SUPPLIED MATERIAL:
* * * * * * * * *
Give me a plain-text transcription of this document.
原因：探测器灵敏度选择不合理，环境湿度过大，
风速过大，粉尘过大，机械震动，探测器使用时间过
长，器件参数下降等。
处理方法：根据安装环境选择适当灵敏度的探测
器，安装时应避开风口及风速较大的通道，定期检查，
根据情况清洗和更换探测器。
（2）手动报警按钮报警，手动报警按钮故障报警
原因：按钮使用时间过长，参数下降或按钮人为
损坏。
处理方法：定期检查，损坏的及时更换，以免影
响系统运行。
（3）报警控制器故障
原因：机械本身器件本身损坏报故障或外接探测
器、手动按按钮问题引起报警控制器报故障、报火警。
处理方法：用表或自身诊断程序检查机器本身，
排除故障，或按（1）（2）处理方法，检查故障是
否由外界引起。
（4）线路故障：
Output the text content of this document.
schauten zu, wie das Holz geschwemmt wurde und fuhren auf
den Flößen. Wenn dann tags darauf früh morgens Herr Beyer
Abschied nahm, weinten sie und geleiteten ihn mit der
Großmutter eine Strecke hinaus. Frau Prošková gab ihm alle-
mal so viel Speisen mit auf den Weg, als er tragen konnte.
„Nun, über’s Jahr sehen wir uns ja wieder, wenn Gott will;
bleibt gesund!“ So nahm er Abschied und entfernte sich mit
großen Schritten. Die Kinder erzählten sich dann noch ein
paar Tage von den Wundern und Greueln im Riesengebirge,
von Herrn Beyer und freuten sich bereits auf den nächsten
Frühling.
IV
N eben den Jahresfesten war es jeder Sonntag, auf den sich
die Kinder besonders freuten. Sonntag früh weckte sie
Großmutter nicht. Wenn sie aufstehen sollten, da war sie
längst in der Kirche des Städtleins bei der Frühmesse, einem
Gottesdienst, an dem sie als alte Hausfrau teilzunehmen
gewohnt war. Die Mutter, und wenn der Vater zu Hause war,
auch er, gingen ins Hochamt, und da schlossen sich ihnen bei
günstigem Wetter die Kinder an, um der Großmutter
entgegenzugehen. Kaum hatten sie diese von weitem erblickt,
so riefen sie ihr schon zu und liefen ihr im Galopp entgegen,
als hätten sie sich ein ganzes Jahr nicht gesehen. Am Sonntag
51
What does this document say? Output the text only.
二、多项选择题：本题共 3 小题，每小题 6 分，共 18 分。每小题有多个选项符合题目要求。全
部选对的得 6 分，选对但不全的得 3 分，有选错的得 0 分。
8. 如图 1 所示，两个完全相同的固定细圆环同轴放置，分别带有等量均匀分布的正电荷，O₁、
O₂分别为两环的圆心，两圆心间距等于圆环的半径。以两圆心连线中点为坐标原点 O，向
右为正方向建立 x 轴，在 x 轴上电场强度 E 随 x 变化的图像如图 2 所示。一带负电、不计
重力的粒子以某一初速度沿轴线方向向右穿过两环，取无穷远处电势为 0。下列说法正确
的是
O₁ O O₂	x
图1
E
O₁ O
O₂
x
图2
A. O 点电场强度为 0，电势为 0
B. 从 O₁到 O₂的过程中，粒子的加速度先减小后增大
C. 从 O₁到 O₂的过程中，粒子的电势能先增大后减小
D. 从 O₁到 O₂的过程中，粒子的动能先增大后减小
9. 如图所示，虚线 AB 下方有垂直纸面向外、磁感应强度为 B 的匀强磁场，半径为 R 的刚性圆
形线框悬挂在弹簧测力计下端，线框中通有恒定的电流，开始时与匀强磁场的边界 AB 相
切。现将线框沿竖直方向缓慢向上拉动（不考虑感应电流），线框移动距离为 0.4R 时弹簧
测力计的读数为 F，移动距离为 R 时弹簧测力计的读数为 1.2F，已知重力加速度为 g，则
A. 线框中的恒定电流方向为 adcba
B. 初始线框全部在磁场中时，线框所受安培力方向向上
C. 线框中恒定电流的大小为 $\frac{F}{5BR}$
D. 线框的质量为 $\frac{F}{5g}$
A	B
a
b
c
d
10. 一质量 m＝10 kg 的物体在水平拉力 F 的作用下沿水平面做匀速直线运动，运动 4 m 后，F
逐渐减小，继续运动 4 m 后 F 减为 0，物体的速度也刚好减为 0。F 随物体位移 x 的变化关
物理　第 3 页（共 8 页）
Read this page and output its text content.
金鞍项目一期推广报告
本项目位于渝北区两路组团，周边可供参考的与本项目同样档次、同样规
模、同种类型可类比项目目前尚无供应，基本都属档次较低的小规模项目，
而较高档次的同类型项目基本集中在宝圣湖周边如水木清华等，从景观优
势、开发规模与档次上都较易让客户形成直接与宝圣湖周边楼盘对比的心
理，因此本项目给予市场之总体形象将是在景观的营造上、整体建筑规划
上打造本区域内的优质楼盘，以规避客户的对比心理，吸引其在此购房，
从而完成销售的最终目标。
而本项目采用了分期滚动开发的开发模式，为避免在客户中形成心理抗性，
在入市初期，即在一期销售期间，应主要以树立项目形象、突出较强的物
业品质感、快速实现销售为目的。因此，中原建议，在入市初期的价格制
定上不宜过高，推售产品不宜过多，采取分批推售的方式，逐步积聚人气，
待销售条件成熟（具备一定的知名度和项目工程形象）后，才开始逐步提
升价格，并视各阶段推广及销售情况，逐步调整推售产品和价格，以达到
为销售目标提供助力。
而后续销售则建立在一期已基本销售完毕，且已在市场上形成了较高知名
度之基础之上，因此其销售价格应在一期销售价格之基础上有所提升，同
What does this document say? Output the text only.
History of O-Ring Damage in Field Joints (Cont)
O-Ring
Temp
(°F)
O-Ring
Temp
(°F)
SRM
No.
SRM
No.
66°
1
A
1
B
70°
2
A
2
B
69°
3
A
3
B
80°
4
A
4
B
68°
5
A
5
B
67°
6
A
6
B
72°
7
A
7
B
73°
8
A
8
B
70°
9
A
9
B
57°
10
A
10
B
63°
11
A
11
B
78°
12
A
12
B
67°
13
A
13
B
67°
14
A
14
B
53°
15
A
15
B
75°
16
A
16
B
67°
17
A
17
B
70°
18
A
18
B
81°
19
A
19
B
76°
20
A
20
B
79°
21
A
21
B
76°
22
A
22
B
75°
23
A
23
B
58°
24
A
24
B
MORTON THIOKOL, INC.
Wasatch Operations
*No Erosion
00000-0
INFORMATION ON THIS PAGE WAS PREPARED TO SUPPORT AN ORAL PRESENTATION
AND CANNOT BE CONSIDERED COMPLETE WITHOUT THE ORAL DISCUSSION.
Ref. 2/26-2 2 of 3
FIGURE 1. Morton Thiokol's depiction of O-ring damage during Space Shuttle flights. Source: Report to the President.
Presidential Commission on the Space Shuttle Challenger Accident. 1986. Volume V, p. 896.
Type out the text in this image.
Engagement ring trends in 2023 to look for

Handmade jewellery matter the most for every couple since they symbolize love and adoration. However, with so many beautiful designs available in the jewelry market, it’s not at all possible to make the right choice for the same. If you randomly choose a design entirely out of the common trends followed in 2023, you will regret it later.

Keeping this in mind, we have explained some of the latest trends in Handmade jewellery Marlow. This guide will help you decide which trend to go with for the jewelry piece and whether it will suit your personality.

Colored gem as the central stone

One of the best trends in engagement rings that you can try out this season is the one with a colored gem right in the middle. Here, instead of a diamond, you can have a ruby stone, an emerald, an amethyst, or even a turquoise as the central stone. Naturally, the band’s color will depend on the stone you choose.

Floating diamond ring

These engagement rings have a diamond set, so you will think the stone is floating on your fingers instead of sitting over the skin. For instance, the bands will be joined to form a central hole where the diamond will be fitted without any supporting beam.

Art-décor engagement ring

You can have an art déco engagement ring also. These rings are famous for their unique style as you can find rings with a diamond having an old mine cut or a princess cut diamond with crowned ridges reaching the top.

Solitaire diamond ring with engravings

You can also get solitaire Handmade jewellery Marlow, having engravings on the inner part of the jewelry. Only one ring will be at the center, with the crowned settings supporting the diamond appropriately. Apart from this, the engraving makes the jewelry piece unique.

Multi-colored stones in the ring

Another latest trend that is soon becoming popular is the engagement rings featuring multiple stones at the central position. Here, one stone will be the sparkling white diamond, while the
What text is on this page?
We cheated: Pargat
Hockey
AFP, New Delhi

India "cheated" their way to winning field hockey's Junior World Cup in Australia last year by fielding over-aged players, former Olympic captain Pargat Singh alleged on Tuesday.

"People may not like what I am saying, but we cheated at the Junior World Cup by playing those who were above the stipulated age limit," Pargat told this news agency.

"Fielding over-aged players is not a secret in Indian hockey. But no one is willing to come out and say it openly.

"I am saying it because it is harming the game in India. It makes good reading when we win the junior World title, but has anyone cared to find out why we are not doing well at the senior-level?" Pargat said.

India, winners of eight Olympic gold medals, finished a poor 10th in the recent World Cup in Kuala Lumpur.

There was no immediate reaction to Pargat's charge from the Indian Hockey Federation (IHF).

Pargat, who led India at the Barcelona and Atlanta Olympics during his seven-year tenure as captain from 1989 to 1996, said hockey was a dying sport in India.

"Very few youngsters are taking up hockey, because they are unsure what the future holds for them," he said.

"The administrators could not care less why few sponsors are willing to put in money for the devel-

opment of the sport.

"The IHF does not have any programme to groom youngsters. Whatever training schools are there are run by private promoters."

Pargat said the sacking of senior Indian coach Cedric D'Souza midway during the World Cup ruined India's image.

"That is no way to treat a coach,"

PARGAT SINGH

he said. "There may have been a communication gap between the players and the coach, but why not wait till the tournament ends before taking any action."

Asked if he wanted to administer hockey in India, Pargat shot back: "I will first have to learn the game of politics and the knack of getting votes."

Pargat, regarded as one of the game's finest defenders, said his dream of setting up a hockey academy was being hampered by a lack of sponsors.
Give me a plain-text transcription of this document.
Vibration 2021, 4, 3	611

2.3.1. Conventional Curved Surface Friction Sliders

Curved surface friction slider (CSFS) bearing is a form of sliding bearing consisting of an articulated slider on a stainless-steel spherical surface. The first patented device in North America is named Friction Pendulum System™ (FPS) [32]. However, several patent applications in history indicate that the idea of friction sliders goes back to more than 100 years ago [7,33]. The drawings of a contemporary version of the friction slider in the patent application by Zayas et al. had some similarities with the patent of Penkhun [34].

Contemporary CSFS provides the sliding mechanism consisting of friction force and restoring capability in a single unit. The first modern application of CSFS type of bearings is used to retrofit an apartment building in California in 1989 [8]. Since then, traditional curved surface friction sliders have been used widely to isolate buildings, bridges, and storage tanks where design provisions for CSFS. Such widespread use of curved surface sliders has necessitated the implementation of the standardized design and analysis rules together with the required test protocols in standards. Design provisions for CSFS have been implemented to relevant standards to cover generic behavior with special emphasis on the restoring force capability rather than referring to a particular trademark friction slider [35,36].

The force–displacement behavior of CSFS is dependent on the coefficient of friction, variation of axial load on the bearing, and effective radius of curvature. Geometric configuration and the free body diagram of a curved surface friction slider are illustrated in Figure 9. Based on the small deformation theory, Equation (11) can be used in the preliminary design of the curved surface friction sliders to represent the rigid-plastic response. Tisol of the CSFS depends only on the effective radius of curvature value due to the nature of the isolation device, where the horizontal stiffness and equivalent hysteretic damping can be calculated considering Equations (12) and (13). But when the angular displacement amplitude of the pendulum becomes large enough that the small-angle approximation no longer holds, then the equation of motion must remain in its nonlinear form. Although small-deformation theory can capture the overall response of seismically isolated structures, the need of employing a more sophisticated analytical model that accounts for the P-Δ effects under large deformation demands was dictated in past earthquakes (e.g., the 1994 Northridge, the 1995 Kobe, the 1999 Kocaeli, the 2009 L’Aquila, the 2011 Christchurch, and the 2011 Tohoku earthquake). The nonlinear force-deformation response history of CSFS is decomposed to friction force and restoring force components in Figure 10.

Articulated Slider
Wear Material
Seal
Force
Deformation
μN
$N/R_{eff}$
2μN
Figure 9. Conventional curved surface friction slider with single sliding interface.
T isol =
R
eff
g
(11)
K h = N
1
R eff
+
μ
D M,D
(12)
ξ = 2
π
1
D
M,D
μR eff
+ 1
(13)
* * * * * * * * *
PROBLEM: Going through the entries above, report how many lines include the string "find". The number alone is the answer.

SOLUTION FOR THIS TASK: 2